• _Task statement_: Identify all lines of the data containing the string "type" and copy them.

• _Source data_:
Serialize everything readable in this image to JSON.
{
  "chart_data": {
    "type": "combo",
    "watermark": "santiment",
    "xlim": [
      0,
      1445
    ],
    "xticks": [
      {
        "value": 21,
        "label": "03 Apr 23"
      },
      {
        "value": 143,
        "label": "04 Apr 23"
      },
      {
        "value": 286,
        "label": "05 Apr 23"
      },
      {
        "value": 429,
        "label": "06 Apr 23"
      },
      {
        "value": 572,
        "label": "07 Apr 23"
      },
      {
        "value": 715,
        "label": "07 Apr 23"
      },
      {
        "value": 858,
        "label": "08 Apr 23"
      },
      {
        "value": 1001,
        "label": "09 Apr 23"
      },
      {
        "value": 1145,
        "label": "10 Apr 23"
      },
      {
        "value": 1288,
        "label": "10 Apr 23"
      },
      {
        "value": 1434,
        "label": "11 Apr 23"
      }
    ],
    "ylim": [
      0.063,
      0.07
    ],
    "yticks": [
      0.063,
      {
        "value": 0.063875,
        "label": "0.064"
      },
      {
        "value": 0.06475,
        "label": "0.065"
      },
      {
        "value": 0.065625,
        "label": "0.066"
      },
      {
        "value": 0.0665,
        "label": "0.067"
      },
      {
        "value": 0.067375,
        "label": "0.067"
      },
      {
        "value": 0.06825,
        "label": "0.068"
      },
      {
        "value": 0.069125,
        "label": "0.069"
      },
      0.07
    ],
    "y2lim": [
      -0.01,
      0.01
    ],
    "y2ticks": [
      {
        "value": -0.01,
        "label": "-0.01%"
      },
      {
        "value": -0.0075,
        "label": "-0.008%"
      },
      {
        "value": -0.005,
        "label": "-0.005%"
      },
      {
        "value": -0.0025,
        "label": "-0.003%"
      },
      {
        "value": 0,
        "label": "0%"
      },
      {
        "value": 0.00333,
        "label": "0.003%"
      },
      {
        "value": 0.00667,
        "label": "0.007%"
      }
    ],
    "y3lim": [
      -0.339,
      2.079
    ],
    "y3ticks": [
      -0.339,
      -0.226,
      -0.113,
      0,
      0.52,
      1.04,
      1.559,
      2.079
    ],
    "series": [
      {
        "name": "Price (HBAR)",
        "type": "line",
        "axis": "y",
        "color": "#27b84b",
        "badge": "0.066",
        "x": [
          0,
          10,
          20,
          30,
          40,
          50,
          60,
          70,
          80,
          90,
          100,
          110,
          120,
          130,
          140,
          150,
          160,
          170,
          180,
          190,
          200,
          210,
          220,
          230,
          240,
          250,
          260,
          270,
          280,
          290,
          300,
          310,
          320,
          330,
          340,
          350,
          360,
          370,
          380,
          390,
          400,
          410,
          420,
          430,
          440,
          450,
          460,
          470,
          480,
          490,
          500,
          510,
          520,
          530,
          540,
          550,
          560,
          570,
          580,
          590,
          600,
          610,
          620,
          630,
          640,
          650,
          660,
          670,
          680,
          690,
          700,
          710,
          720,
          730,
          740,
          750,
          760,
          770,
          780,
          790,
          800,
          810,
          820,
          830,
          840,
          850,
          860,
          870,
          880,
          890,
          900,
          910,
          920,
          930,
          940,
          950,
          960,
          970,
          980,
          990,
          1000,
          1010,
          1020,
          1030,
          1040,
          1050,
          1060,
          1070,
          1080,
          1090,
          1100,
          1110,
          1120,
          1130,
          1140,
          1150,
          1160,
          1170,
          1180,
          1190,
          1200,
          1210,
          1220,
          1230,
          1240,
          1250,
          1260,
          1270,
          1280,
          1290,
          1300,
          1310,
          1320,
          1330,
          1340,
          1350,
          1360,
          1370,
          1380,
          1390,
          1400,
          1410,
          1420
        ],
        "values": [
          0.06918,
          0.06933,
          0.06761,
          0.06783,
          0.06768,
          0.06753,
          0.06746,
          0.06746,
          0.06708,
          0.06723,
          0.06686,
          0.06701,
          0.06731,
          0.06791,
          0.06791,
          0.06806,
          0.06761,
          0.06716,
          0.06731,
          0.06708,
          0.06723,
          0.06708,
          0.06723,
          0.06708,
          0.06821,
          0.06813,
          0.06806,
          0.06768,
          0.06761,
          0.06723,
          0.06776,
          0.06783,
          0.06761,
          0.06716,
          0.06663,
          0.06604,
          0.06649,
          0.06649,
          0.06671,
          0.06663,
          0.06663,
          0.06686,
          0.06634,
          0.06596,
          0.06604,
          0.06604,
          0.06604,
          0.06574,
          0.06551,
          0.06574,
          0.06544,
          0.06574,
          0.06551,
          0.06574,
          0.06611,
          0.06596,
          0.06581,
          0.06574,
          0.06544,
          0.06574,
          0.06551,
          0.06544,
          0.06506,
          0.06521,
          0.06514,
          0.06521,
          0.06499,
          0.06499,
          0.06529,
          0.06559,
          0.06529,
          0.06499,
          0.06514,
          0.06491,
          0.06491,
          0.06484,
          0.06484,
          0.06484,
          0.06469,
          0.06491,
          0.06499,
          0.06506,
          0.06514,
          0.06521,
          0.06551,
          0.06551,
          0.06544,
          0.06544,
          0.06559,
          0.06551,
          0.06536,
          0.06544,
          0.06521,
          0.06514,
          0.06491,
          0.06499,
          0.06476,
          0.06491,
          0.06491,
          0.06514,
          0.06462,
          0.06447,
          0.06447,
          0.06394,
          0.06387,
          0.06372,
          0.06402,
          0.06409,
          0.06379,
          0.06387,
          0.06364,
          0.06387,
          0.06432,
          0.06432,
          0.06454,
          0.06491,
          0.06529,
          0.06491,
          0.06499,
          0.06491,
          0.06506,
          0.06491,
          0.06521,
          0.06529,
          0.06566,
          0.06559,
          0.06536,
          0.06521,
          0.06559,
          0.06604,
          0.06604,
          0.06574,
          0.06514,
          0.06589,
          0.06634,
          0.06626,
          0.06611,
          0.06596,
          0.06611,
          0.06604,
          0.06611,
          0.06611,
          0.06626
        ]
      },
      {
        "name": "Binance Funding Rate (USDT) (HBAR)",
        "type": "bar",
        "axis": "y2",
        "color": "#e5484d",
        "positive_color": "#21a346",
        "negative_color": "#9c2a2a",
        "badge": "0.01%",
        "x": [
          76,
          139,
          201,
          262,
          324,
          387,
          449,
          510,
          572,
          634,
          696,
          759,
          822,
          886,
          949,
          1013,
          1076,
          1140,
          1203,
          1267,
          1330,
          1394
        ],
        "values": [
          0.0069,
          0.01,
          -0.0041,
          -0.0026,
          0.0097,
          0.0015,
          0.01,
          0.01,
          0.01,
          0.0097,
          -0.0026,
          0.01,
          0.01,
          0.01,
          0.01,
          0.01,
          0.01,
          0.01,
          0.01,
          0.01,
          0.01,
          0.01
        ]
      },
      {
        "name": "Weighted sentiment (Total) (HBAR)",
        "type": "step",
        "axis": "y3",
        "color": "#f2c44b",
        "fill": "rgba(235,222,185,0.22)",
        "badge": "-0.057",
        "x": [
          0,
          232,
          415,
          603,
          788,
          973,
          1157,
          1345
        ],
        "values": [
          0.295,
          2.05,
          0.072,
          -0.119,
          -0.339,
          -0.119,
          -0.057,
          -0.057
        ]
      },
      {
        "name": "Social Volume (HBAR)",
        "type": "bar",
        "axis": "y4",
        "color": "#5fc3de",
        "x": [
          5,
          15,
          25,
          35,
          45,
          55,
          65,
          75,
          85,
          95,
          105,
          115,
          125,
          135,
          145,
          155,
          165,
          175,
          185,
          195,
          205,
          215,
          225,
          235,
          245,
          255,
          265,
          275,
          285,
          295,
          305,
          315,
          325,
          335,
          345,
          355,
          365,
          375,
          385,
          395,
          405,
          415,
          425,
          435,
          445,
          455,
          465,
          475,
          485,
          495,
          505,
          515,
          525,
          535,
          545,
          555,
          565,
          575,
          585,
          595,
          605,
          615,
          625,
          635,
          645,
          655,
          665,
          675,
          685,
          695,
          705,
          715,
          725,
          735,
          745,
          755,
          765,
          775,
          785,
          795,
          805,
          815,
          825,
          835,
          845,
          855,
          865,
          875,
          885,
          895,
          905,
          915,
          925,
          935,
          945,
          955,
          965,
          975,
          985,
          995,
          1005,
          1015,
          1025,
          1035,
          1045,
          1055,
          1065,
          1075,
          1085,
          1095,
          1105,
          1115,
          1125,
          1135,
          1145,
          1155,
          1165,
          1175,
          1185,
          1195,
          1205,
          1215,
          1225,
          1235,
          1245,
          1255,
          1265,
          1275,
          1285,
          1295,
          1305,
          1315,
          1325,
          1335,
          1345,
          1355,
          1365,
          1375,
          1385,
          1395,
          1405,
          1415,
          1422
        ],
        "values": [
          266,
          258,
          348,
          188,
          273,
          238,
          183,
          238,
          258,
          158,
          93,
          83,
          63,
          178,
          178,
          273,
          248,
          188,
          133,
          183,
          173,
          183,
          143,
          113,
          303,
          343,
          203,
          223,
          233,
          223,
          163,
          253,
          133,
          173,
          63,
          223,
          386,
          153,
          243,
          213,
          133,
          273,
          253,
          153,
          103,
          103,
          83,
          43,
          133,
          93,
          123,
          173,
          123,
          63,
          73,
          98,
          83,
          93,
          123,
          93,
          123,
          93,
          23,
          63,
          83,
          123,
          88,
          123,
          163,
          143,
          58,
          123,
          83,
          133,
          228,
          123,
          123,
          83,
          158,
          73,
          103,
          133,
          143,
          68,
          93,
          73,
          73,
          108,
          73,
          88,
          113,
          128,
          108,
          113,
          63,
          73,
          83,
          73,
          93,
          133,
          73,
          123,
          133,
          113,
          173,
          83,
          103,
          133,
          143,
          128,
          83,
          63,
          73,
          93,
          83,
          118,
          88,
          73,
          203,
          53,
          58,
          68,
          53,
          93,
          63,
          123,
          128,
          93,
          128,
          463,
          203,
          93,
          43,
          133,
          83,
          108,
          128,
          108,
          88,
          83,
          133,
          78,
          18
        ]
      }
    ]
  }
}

• _Answer_:
    "type": "combo",
        "type": "line",
        "type": "bar",
        "type": "step",
        "type": "bar",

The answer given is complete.